::: Dataset entries
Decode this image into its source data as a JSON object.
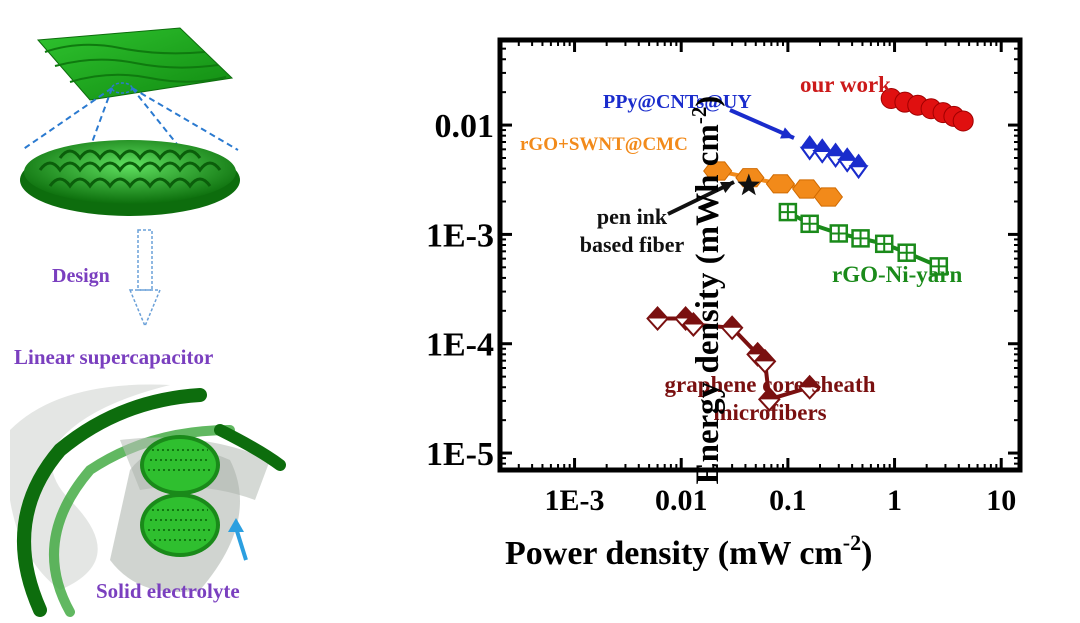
{
  "illustration": {
    "design_label": "Design",
    "device_label": "Linear supercapacitor",
    "electrolyte_label": "Solid electrolyte"
  },
  "colors": {
    "green": "#1a8a1a",
    "purple": "#7a3fbf",
    "blue": "#1a2ccc",
    "red": "#cc1a1a",
    "orange": "#f28a1a",
    "maroon": "#7a1010",
    "arrow_blue": "#2b9fe0"
  },
  "chart_data": {
    "type": "scatter",
    "xlabel": "Power density (mW cm",
    "xlabel_sup": "-2",
    "xlabel_end": ")",
    "ylabel": "Energy density (mWh cm",
    "ylabel_sup": "-2",
    "ylabel_end": ")",
    "x_scale": "log",
    "y_scale": "log",
    "xlim": [
      0.0002,
      15
    ],
    "ylim": [
      7e-06,
      0.06
    ],
    "x_ticks": [
      {
        "value": 0.001,
        "label": "1E-3"
      },
      {
        "value": 0.01,
        "label": "0.01"
      },
      {
        "value": 0.1,
        "label": "0.1"
      },
      {
        "value": 1,
        "label": "1"
      },
      {
        "value": 10,
        "label": "10"
      }
    ],
    "y_ticks": [
      {
        "value": 1e-05,
        "label": "1E-5"
      },
      {
        "value": 0.0001,
        "label": "1E-4"
      },
      {
        "value": 0.001,
        "label": "1E-3"
      },
      {
        "value": 0.01,
        "label": "0.01"
      }
    ],
    "series": [
      {
        "name": "our work",
        "color": "#e01010",
        "marker": "circle",
        "x": [
          0.93,
          1.25,
          1.65,
          2.2,
          2.85,
          3.6,
          4.4
        ],
        "y": [
          0.0175,
          0.0162,
          0.0152,
          0.0141,
          0.013,
          0.012,
          0.0109
        ]
      },
      {
        "name": "PPy@CNTs@UY",
        "color": "#1a2ccc",
        "marker": "diamond",
        "x": [
          0.16,
          0.21,
          0.28,
          0.36,
          0.46
        ],
        "y": [
          0.0062,
          0.0058,
          0.0053,
          0.0048,
          0.0042
        ]
      },
      {
        "name": "rGO+SWNT@CMC",
        "color": "#f28a1a",
        "marker": "hexagon",
        "x": [
          0.022,
          0.044,
          0.085,
          0.15,
          0.24
        ],
        "y": [
          0.0038,
          0.0033,
          0.0029,
          0.0026,
          0.0022
        ]
      },
      {
        "name": "rGO-Ni-yarn",
        "color": "#1a8a1a",
        "marker": "square",
        "x": [
          0.1,
          0.16,
          0.3,
          0.48,
          0.8,
          1.3,
          2.6
        ],
        "y": [
          0.0016,
          0.00125,
          0.00102,
          0.00092,
          0.00082,
          0.00068,
          0.00051
        ]
      },
      {
        "name": "graphene core-sheath microfibers",
        "color": "#7a1010",
        "marker": "diamond-split",
        "x": [
          0.006,
          0.011,
          0.013,
          0.03,
          0.052,
          0.061,
          0.067,
          0.16
        ],
        "y": [
          0.00017,
          0.00017,
          0.00015,
          0.00014,
          8e-05,
          6.9e-05,
          3.1e-05,
          4e-05
        ]
      },
      {
        "name": "pen ink based fiber",
        "color": "#111111",
        "marker": "star",
        "x": [
          0.043
        ],
        "y": [
          0.0028
        ]
      }
    ],
    "annotations": [
      {
        "text": "our work",
        "color": "#cc1a1a"
      },
      {
        "text": "PPy@CNTs@UY",
        "color": "#1a2ccc"
      },
      {
        "text": "rGO+SWNT@CMC",
        "color": "#f28a1a"
      },
      {
        "text": "pen ink",
        "color": "#111111"
      },
      {
        "text": "based fiber",
        "color": "#111111"
      },
      {
        "text": "rGO-Ni-yarn",
        "color": "#1a8a1a"
      },
      {
        "text": "graphene core-sheath",
        "color": "#7a1010"
      },
      {
        "text": "microfibers",
        "color": "#7a1010"
      }
    ]
  }
}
::::::
**Problem requirements:**
Tell how many lines in the material contain the word "marker". Only the number is wanted.

**Solution below:**
6